◆ **TASK STATEMENT**:
Set all the material down again unchanged, without the pictures.

◆ **DATA FOR THIS TASK**:
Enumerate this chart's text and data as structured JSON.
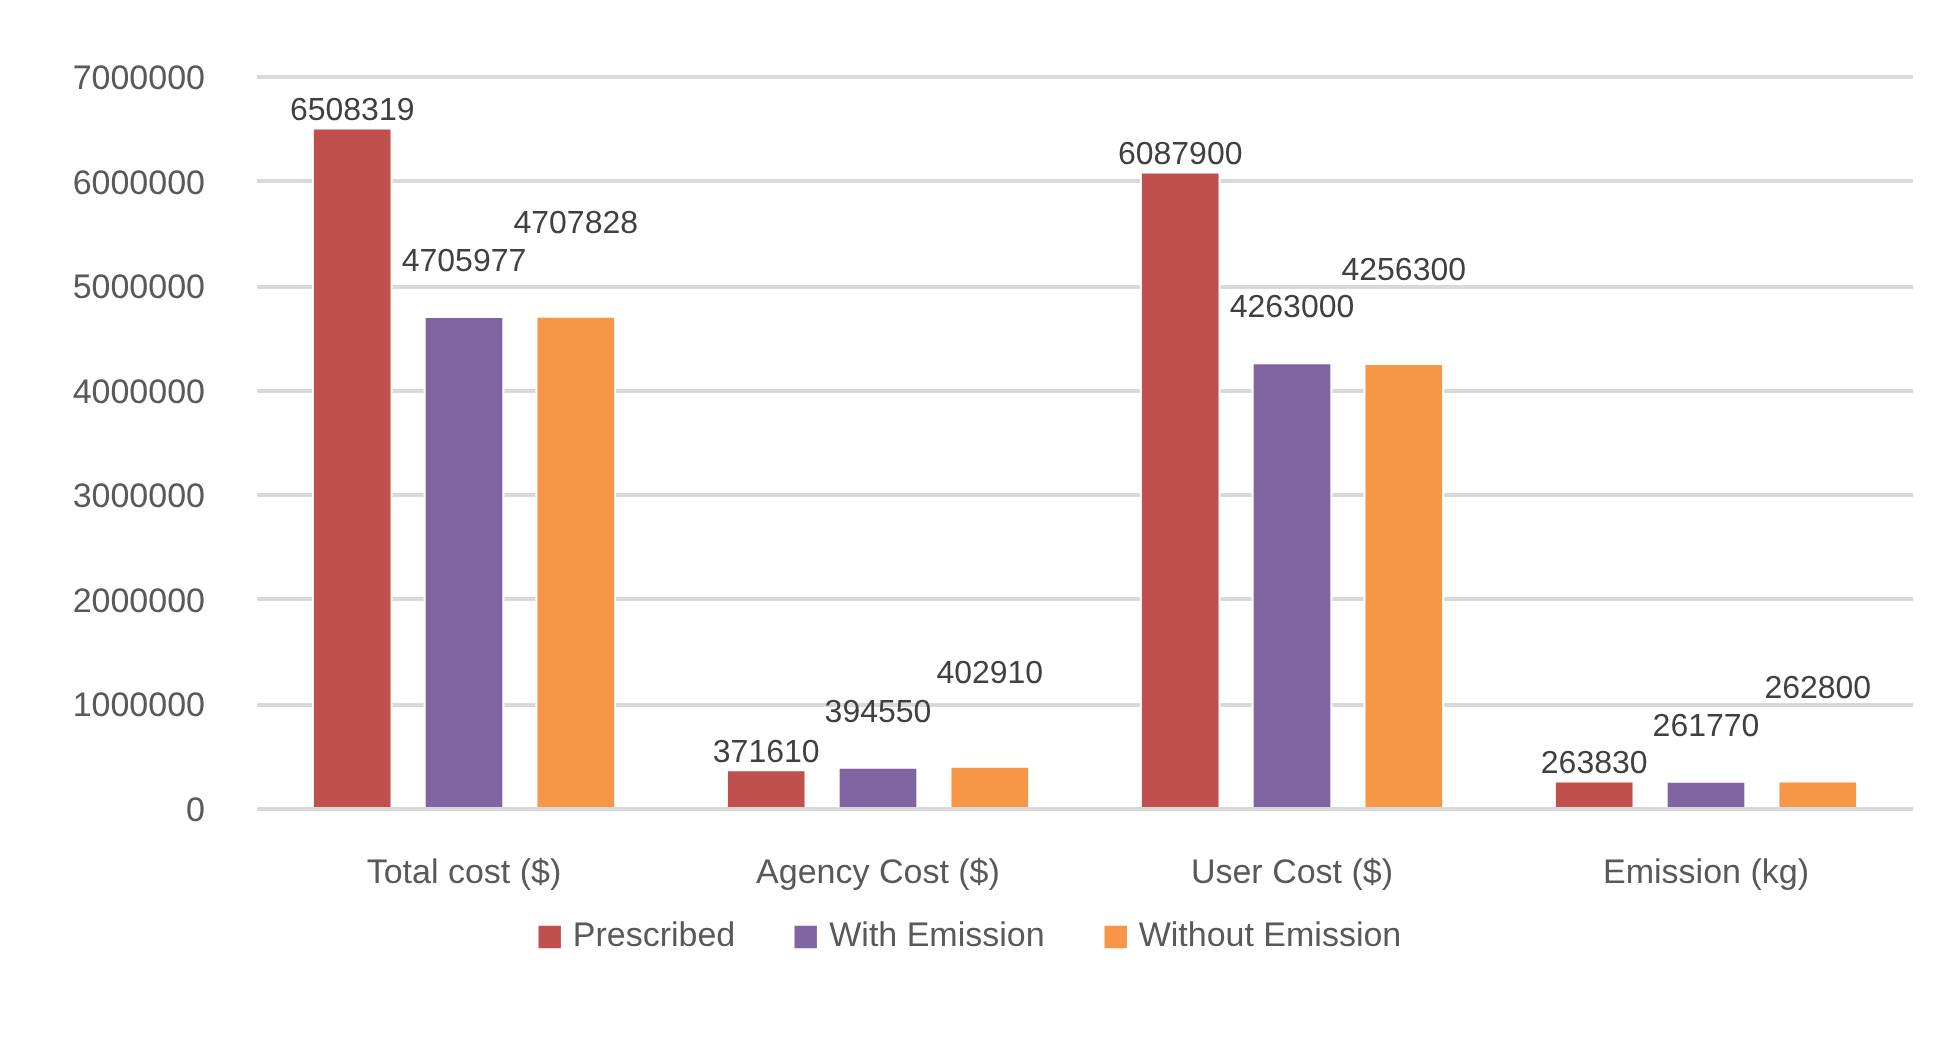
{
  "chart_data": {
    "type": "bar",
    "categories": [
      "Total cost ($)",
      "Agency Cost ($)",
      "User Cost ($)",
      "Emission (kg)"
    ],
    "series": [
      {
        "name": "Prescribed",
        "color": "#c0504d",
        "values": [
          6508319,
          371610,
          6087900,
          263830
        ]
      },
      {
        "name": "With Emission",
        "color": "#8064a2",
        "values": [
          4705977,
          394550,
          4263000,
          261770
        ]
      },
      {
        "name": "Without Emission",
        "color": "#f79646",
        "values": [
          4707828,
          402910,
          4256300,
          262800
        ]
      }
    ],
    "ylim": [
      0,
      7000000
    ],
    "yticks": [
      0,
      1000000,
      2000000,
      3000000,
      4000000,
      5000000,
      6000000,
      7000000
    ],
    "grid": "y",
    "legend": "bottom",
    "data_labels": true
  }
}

◆ **COMPLETE OUTPUT**:
Enumerate this chart's text and data as structured JSON.
{
  "chart_data": {
    "type": "bar",
    "categories": [
      "Total cost ($)",
      "Agency Cost ($)",
      "User Cost ($)",
      "Emission (kg)"
    ],
    "series": [
      {
        "name": "Prescribed",
        "color": "#c0504d",
        "values": [
          6508319,
          371610,
          6087900,
          263830
        ]
      },
      {
        "name": "With Emission",
        "color": "#8064a2",
        "values": [
          4705977,
          394550,
          4263000,
          261770
        ]
      },
      {
        "name": "Without Emission",
        "color": "#f79646",
        "values": [
          4707828,
          402910,
          4256300,
          262800
        ]
      }
    ],
    "ylim": [
      0,
      7000000
    ],
    "yticks": [
      0,
      1000000,
      2000000,
      3000000,
      4000000,
      5000000,
      6000000,
      7000000
    ],
    "grid": "y",
    "legend": "bottom",
    "data_labels": true
  }
}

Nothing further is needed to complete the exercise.